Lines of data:
— Start —

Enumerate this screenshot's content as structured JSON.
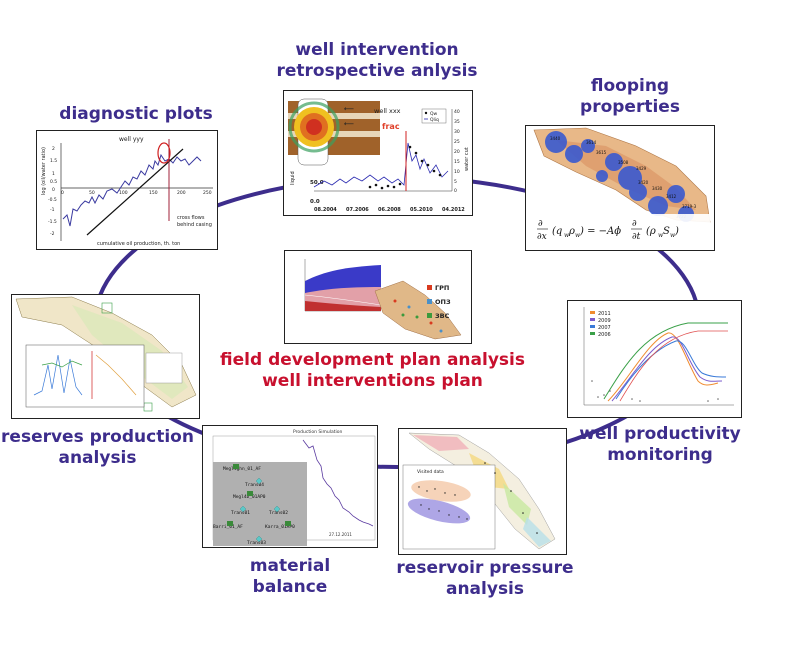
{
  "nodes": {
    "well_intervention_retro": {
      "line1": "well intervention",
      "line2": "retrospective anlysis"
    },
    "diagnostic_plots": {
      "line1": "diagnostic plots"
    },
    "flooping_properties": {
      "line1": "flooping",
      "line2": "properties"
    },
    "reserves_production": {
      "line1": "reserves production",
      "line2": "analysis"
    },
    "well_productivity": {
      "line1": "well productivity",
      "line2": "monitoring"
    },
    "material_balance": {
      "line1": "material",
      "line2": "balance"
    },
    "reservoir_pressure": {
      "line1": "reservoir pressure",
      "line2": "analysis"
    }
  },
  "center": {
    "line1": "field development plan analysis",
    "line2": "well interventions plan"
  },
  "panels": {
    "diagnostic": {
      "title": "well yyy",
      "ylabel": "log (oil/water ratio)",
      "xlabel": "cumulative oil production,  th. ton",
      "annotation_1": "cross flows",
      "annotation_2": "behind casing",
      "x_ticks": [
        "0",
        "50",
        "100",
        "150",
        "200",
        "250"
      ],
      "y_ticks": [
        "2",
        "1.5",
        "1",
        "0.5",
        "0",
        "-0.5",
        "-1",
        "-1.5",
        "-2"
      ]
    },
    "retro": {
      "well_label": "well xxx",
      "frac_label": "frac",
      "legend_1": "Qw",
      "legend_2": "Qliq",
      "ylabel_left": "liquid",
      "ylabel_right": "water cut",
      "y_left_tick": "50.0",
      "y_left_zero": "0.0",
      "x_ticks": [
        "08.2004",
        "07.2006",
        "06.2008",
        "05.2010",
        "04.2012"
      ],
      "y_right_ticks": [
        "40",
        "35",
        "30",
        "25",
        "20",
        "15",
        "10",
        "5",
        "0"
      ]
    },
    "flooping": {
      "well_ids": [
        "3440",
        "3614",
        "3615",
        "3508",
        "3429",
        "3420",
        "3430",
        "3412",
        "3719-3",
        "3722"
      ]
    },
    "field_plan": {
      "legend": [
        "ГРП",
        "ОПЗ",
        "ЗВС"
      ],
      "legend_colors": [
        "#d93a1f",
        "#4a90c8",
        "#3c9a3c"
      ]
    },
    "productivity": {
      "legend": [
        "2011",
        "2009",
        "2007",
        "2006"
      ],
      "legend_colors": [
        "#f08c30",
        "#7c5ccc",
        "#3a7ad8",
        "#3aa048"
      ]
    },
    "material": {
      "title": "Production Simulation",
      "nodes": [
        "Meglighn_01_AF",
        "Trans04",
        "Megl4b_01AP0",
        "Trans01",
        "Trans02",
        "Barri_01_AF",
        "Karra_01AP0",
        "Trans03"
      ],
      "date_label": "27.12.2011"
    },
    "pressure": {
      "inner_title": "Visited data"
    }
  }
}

— End —

• SHORT PROBLEM:
From the listing, extract all text exactly as given and drop any picture.

• EXERCISE RESULT:
Enumerate this screenshot's content as structured JSON.
{
  "nodes": {
    "well_intervention_retro": {
      "line1": "well intervention",
      "line2": "retrospective anlysis"
    },
    "diagnostic_plots": {
      "line1": "diagnostic plots"
    },
    "flooping_properties": {
      "line1": "flooping",
      "line2": "properties"
    },
    "reserves_production": {
      "line1": "reserves production",
      "line2": "analysis"
    },
    "well_productivity": {
      "line1": "well productivity",
      "line2": "monitoring"
    },
    "material_balance": {
      "line1": "material",
      "line2": "balance"
    },
    "reservoir_pressure": {
      "line1": "reservoir pressure",
      "line2": "analysis"
    }
  },
  "center": {
    "line1": "field development plan analysis",
    "line2": "well interventions plan"
  },
  "panels": {
    "diagnostic": {
      "title": "well yyy",
      "ylabel": "log (oil/water ratio)",
      "xlabel": "cumulative oil production,  th. ton",
      "annotation_1": "cross flows",
      "annotation_2": "behind casing",
      "x_ticks": [
        "0",
        "50",
        "100",
        "150",
        "200",
        "250"
      ],
      "y_ticks": [
        "2",
        "1.5",
        "1",
        "0.5",
        "0",
        "-0.5",
        "-1",
        "-1.5",
        "-2"
      ]
    },
    "retro": {
      "well_label": "well xxx",
      "frac_label": "frac",
      "legend_1": "Qw",
      "legend_2": "Qliq",
      "ylabel_left": "liquid",
      "ylabel_right": "water cut",
      "y_left_tick": "50.0",
      "y_left_zero": "0.0",
      "x_ticks": [
        "08.2004",
        "07.2006",
        "06.2008",
        "05.2010",
        "04.2012"
      ],
      "y_right_ticks": [
        "40",
        "35",
        "30",
        "25",
        "20",
        "15",
        "10",
        "5",
        "0"
      ]
    },
    "flooping": {
      "well_ids": [
        "3440",
        "3614",
        "3615",
        "3508",
        "3429",
        "3420",
        "3430",
        "3412",
        "3719-3",
        "3722"
      ]
    },
    "field_plan": {
      "legend": [
        "ГРП",
        "ОПЗ",
        "ЗВС"
      ],
      "legend_colors": [
        "#d93a1f",
        "#4a90c8",
        "#3c9a3c"
      ]
    },
    "productivity": {
      "legend": [
        "2011",
        "2009",
        "2007",
        "2006"
      ],
      "legend_colors": [
        "#f08c30",
        "#7c5ccc",
        "#3a7ad8",
        "#3aa048"
      ]
    },
    "material": {
      "title": "Production Simulation",
      "nodes": [
        "Meglighn_01_AF",
        "Trans04",
        "Megl4b_01AP0",
        "Trans01",
        "Trans02",
        "Barri_01_AF",
        "Karra_01AP0",
        "Trans03"
      ],
      "date_label": "27.12.2011"
    },
    "pressure": {
      "inner_title": "Visited data"
    }
  }
}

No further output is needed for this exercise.